Data supplied:
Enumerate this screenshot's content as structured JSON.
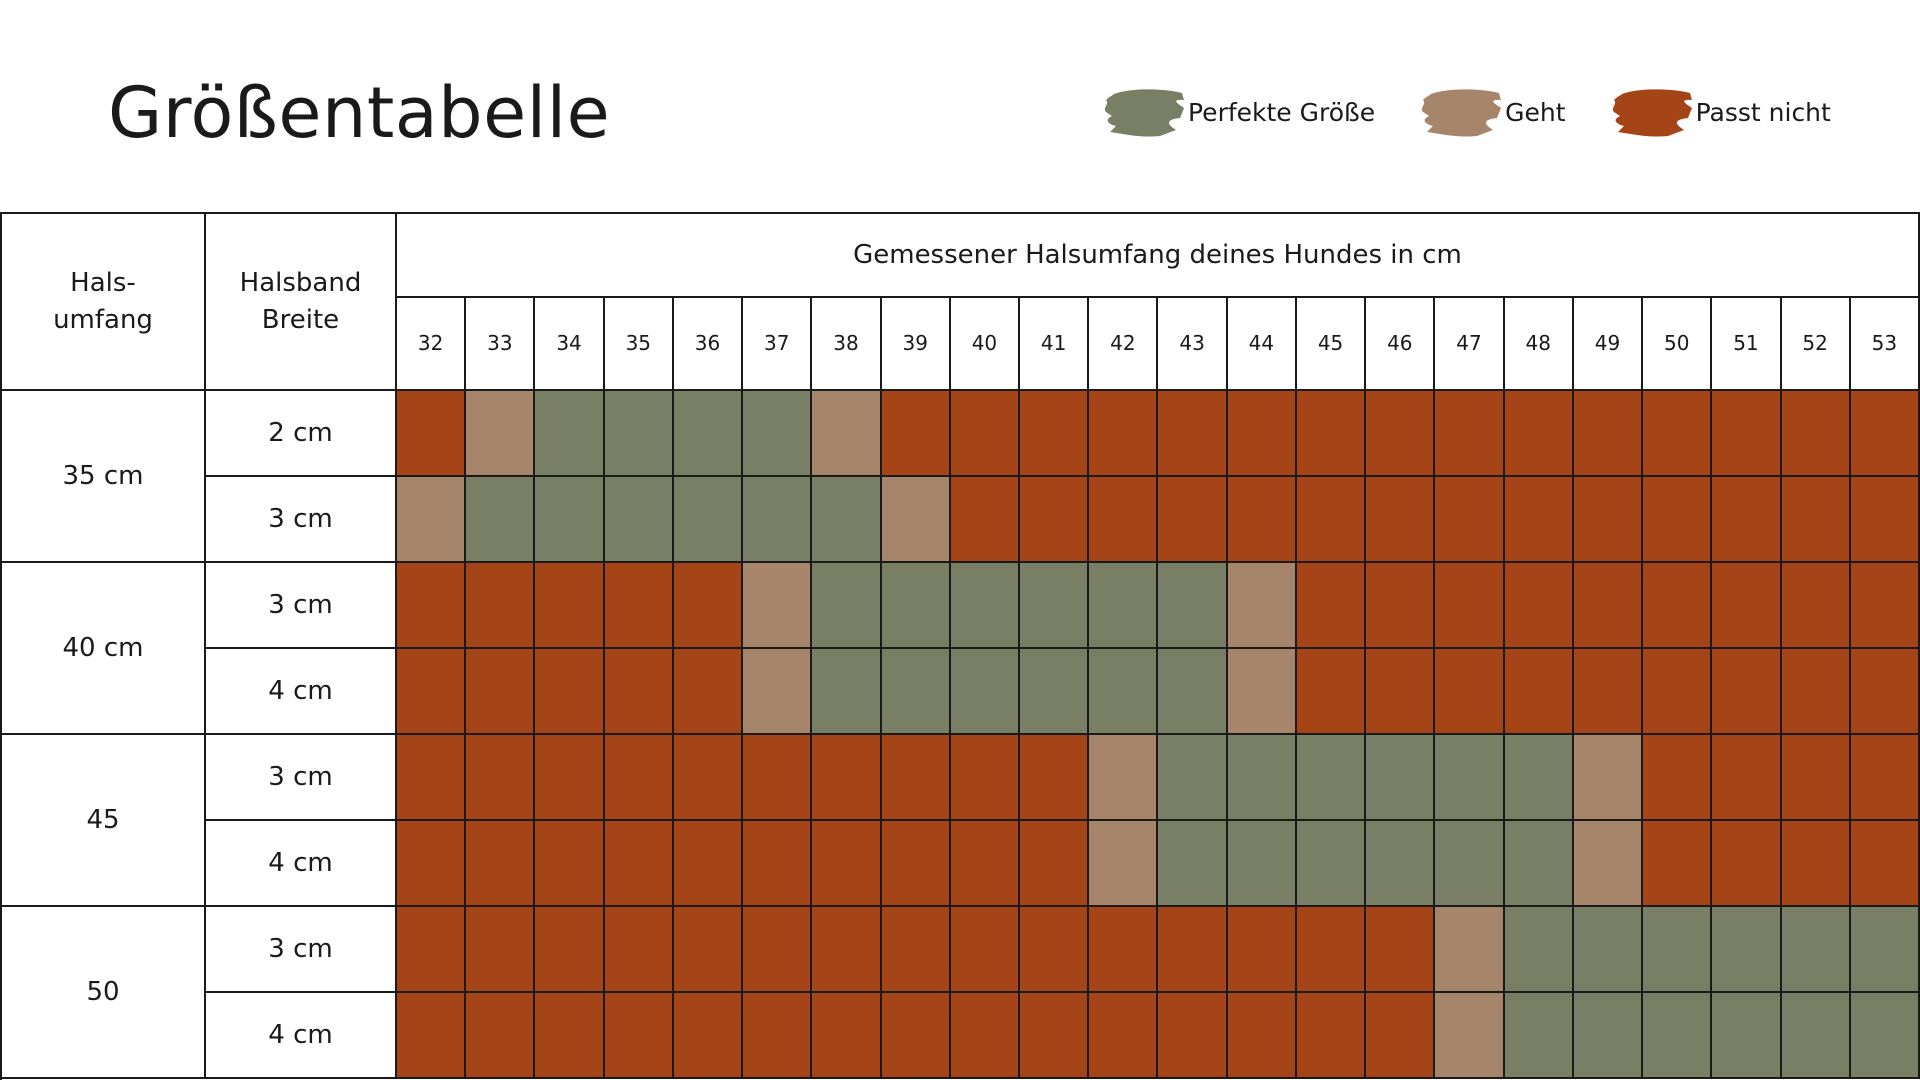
{
  "title": "Größentabelle",
  "legend": [
    {
      "key": "perfect",
      "label": "Perfekte Größe",
      "color": "#787f64"
    },
    {
      "key": "ok",
      "label": "Geht",
      "color": "#a6856a"
    },
    {
      "key": "no",
      "label": "Passt nicht",
      "color": "#a54417"
    }
  ],
  "table": {
    "col1_header": [
      "Hals-",
      "umfang"
    ],
    "col2_header": [
      "Halsband",
      "Breite"
    ],
    "span_header": "Gemessener Halsumfang deines Hundes in cm",
    "groups": [
      {
        "label": "35 cm",
        "widths": [
          "2 cm",
          "3 cm"
        ]
      },
      {
        "label": "40 cm",
        "widths": [
          "3 cm",
          "4 cm"
        ]
      },
      {
        "label": "45",
        "widths": [
          "3 cm",
          "4 cm"
        ]
      },
      {
        "label": "50",
        "widths": [
          "3 cm",
          "4 cm"
        ]
      }
    ]
  },
  "chart_data": {
    "type": "heatmap",
    "title": "Größentabelle",
    "xlabel": "Gemessener Halsumfang deines Hundes in cm",
    "x": [
      32,
      33,
      34,
      35,
      36,
      37,
      38,
      39,
      40,
      41,
      42,
      43,
      44,
      45,
      46,
      47,
      48,
      49,
      50,
      51,
      52,
      53
    ],
    "rows": [
      {
        "halsumfang": "35 cm",
        "breite": "2 cm",
        "values": [
          "no",
          "ok",
          "perfect",
          "perfect",
          "perfect",
          "perfect",
          "ok",
          "no",
          "no",
          "no",
          "no",
          "no",
          "no",
          "no",
          "no",
          "no",
          "no",
          "no",
          "no",
          "no",
          "no",
          "no"
        ]
      },
      {
        "halsumfang": "35 cm",
        "breite": "3 cm",
        "values": [
          "ok",
          "perfect",
          "perfect",
          "perfect",
          "perfect",
          "perfect",
          "perfect",
          "ok",
          "no",
          "no",
          "no",
          "no",
          "no",
          "no",
          "no",
          "no",
          "no",
          "no",
          "no",
          "no",
          "no",
          "no"
        ]
      },
      {
        "halsumfang": "40 cm",
        "breite": "3 cm",
        "values": [
          "no",
          "no",
          "no",
          "no",
          "no",
          "ok",
          "perfect",
          "perfect",
          "perfect",
          "perfect",
          "perfect",
          "perfect",
          "ok",
          "no",
          "no",
          "no",
          "no",
          "no",
          "no",
          "no",
          "no",
          "no"
        ]
      },
      {
        "halsumfang": "40 cm",
        "breite": "4 cm",
        "values": [
          "no",
          "no",
          "no",
          "no",
          "no",
          "ok",
          "perfect",
          "perfect",
          "perfect",
          "perfect",
          "perfect",
          "perfect",
          "ok",
          "no",
          "no",
          "no",
          "no",
          "no",
          "no",
          "no",
          "no",
          "no"
        ]
      },
      {
        "halsumfang": "45",
        "breite": "3 cm",
        "values": [
          "no",
          "no",
          "no",
          "no",
          "no",
          "no",
          "no",
          "no",
          "no",
          "no",
          "ok",
          "perfect",
          "perfect",
          "perfect",
          "perfect",
          "perfect",
          "perfect",
          "ok",
          "no",
          "no",
          "no",
          "no"
        ]
      },
      {
        "halsumfang": "45",
        "breite": "4 cm",
        "values": [
          "no",
          "no",
          "no",
          "no",
          "no",
          "no",
          "no",
          "no",
          "no",
          "no",
          "ok",
          "perfect",
          "perfect",
          "perfect",
          "perfect",
          "perfect",
          "perfect",
          "ok",
          "no",
          "no",
          "no",
          "no"
        ]
      },
      {
        "halsumfang": "50",
        "breite": "3 cm",
        "values": [
          "no",
          "no",
          "no",
          "no",
          "no",
          "no",
          "no",
          "no",
          "no",
          "no",
          "no",
          "no",
          "no",
          "no",
          "no",
          "ok",
          "perfect",
          "perfect",
          "perfect",
          "perfect",
          "perfect",
          "perfect"
        ]
      },
      {
        "halsumfang": "50",
        "breite": "4 cm",
        "values": [
          "no",
          "no",
          "no",
          "no",
          "no",
          "no",
          "no",
          "no",
          "no",
          "no",
          "no",
          "no",
          "no",
          "no",
          "no",
          "ok",
          "perfect",
          "perfect",
          "perfect",
          "perfect",
          "perfect",
          "perfect"
        ]
      }
    ],
    "legend_placement": "top-right"
  }
}
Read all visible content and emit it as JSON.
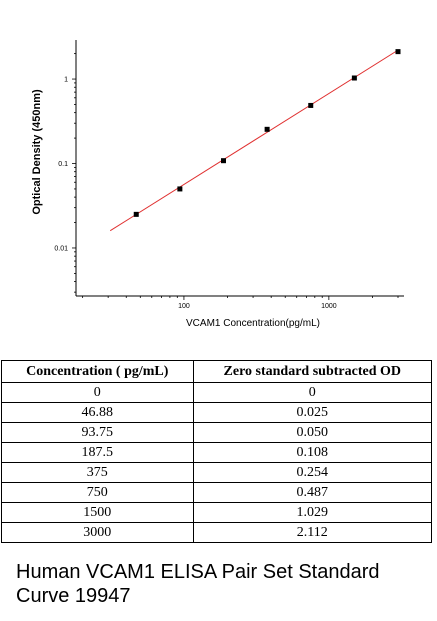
{
  "chart_data": {
    "type": "scatter",
    "xlabel": "VCAM1  Concentration(pg/mL)",
    "ylabel": "Optical Density (450nm)",
    "x_scale": "log",
    "y_scale": "log",
    "xlim": [
      18,
      3300
    ],
    "ylim": [
      0.0027,
      2.9
    ],
    "x_ticks": [
      {
        "value": 100,
        "label": "100"
      },
      {
        "value": 1000,
        "label": "1000"
      }
    ],
    "y_ticks": [
      {
        "value": 0.01,
        "label": "0.01"
      },
      {
        "value": 0.1,
        "label": "0.1"
      },
      {
        "value": 1,
        "label": "1"
      }
    ],
    "points": [
      {
        "x": 46.88,
        "y": 0.025
      },
      {
        "x": 93.75,
        "y": 0.05
      },
      {
        "x": 187.5,
        "y": 0.108
      },
      {
        "x": 375,
        "y": 0.254
      },
      {
        "x": 750,
        "y": 0.487
      },
      {
        "x": 1500,
        "y": 1.029
      },
      {
        "x": 3000,
        "y": 2.112
      }
    ],
    "fit_line": {
      "x": [
        31,
        3000
      ],
      "y": [
        0.016,
        2.2
      ],
      "color": "#e03030"
    },
    "marker_color": "#000000",
    "grid": false
  },
  "table": {
    "headers": [
      "Concentration ( pg/mL)",
      "Zero standard subtracted OD"
    ],
    "rows": [
      [
        "0",
        "0"
      ],
      [
        "46.88",
        "0.025"
      ],
      [
        "93.75",
        "0.050"
      ],
      [
        "187.5",
        "0.108"
      ],
      [
        "375",
        "0.254"
      ],
      [
        "750",
        "0.487"
      ],
      [
        "1500",
        "1.029"
      ],
      [
        "3000",
        "2.112"
      ]
    ]
  },
  "caption": "Human VCAM1 ELISA Pair Set Standard Curve 19947"
}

Task:
Write out each entry exactly as given, omitting any picture.

Answer to this exercise:
Enumerate this screenshot's content as structured JSON.
{
  "title": "Größentabelle",
  "legend": [
    {
      "key": "perfect",
      "label": "Perfekte Größe",
      "color": "#787f64"
    },
    {
      "key": "ok",
      "label": "Geht",
      "color": "#a6856a"
    },
    {
      "key": "no",
      "label": "Passt nicht",
      "color": "#a54417"
    }
  ],
  "table": {
    "col1_header": [
      "Hals-",
      "umfang"
    ],
    "col2_header": [
      "Halsband",
      "Breite"
    ],
    "span_header": "Gemessener Halsumfang deines Hundes in cm",
    "groups": [
      {
        "label": "35 cm",
        "widths": [
          "2 cm",
          "3 cm"
        ]
      },
      {
        "label": "40 cm",
        "widths": [
          "3 cm",
          "4 cm"
        ]
      },
      {
        "label": "45",
        "widths": [
          "3 cm",
          "4 cm"
        ]
      },
      {
        "label": "50",
        "widths": [
          "3 cm",
          "4 cm"
        ]
      }
    ]
  },
  "chart_data": {
    "type": "heatmap",
    "title": "Größentabelle",
    "xlabel": "Gemessener Halsumfang deines Hundes in cm",
    "x": [
      32,
      33,
      34,
      35,
      36,
      37,
      38,
      39,
      40,
      41,
      42,
      43,
      44,
      45,
      46,
      47,
      48,
      49,
      50,
      51,
      52,
      53
    ],
    "rows": [
      {
        "halsumfang": "35 cm",
        "breite": "2 cm",
        "values": [
          "no",
          "ok",
          "perfect",
          "perfect",
          "perfect",
          "perfect",
          "ok",
          "no",
          "no",
          "no",
          "no",
          "no",
          "no",
          "no",
          "no",
          "no",
          "no",
          "no",
          "no",
          "no",
          "no",
          "no"
        ]
      },
      {
        "halsumfang": "35 cm",
        "breite": "3 cm",
        "values": [
          "ok",
          "perfect",
          "perfect",
          "perfect",
          "perfect",
          "perfect",
          "perfect",
          "ok",
          "no",
          "no",
          "no",
          "no",
          "no",
          "no",
          "no",
          "no",
          "no",
          "no",
          "no",
          "no",
          "no",
          "no"
        ]
      },
      {
        "halsumfang": "40 cm",
        "breite": "3 cm",
        "values": [
          "no",
          "no",
          "no",
          "no",
          "no",
          "ok",
          "perfect",
          "perfect",
          "perfect",
          "perfect",
          "perfect",
          "perfect",
          "ok",
          "no",
          "no",
          "no",
          "no",
          "no",
          "no",
          "no",
          "no",
          "no"
        ]
      },
      {
        "halsumfang": "40 cm",
        "breite": "4 cm",
        "values": [
          "no",
          "no",
          "no",
          "no",
          "no",
          "ok",
          "perfect",
          "perfect",
          "perfect",
          "perfect",
          "perfect",
          "perfect",
          "ok",
          "no",
          "no",
          "no",
          "no",
          "no",
          "no",
          "no",
          "no",
          "no"
        ]
      },
      {
        "halsumfang": "45",
        "breite": "3 cm",
        "values": [
          "no",
          "no",
          "no",
          "no",
          "no",
          "no",
          "no",
          "no",
          "no",
          "no",
          "ok",
          "perfect",
          "perfect",
          "perfect",
          "perfect",
          "perfect",
          "perfect",
          "ok",
          "no",
          "no",
          "no",
          "no"
        ]
      },
      {
        "halsumfang": "45",
        "breite": "4 cm",
        "values": [
          "no",
          "no",
          "no",
          "no",
          "no",
          "no",
          "no",
          "no",
          "no",
          "no",
          "ok",
          "perfect",
          "perfect",
          "perfect",
          "perfect",
          "perfect",
          "perfect",
          "ok",
          "no",
          "no",
          "no",
          "no"
        ]
      },
      {
        "halsumfang": "50",
        "breite": "3 cm",
        "values": [
          "no",
          "no",
          "no",
          "no",
          "no",
          "no",
          "no",
          "no",
          "no",
          "no",
          "no",
          "no",
          "no",
          "no",
          "no",
          "ok",
          "perfect",
          "perfect",
          "perfect",
          "perfect",
          "perfect",
          "perfect"
        ]
      },
      {
        "halsumfang": "50",
        "breite": "4 cm",
        "values": [
          "no",
          "no",
          "no",
          "no",
          "no",
          "no",
          "no",
          "no",
          "no",
          "no",
          "no",
          "no",
          "no",
          "no",
          "no",
          "ok",
          "perfect",
          "perfect",
          "perfect",
          "perfect",
          "perfect",
          "perfect"
        ]
      }
    ],
    "legend_placement": "top-right"
  }
}
Read all visible content and emit it as JSON.
{
  "chart_data": {
    "type": "scatter",
    "xlabel": "VCAM1  Concentration(pg/mL)",
    "ylabel": "Optical Density (450nm)",
    "x_scale": "log",
    "y_scale": "log",
    "xlim": [
      18,
      3300
    ],
    "ylim": [
      0.0027,
      2.9
    ],
    "x_ticks": [
      {
        "value": 100,
        "label": "100"
      },
      {
        "value": 1000,
        "label": "1000"
      }
    ],
    "y_ticks": [
      {
        "value": 0.01,
        "label": "0.01"
      },
      {
        "value": 0.1,
        "label": "0.1"
      },
      {
        "value": 1,
        "label": "1"
      }
    ],
    "points": [
      {
        "x": 46.88,
        "y": 0.025
      },
      {
        "x": 93.75,
        "y": 0.05
      },
      {
        "x": 187.5,
        "y": 0.108
      },
      {
        "x": 375,
        "y": 0.254
      },
      {
        "x": 750,
        "y": 0.487
      },
      {
        "x": 1500,
        "y": 1.029
      },
      {
        "x": 3000,
        "y": 2.112
      }
    ],
    "fit_line": {
      "x": [
        31,
        3000
      ],
      "y": [
        0.016,
        2.2
      ],
      "color": "#e03030"
    },
    "marker_color": "#000000",
    "grid": false
  },
  "table": {
    "headers": [
      "Concentration ( pg/mL)",
      "Zero standard subtracted OD"
    ],
    "rows": [
      [
        "0",
        "0"
      ],
      [
        "46.88",
        "0.025"
      ],
      [
        "93.75",
        "0.050"
      ],
      [
        "187.5",
        "0.108"
      ],
      [
        "375",
        "0.254"
      ],
      [
        "750",
        "0.487"
      ],
      [
        "1500",
        "1.029"
      ],
      [
        "3000",
        "2.112"
      ]
    ]
  },
  "caption": "Human VCAM1 ELISA Pair Set Standard Curve 19947"
}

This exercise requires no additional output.